GOAL OF THE EXERCISE: Select each line where the word "Diagrams" appears.

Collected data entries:
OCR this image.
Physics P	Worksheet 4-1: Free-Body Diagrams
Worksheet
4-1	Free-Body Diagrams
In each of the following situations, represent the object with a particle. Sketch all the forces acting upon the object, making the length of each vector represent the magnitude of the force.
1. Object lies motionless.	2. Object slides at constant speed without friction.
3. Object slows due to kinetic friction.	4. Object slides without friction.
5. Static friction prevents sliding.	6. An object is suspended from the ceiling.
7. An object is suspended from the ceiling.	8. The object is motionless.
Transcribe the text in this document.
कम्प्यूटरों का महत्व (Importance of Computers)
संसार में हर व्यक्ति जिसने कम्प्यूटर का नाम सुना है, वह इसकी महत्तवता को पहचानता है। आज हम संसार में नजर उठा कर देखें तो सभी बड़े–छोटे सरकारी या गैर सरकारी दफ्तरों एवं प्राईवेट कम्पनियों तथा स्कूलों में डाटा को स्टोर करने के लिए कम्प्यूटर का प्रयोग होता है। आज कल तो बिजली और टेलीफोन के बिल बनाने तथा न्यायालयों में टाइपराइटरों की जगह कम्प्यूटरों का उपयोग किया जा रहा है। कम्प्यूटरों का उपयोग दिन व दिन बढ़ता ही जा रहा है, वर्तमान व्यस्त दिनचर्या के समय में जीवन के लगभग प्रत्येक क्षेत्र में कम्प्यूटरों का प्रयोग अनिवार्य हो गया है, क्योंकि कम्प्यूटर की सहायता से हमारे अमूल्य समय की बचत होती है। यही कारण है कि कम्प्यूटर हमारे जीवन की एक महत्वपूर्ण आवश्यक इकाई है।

ANSWER TO THIS EXERCISE:
Physics P	Worksheet 4-1: Free-Body Diagrams
4-1	Free-Body Diagrams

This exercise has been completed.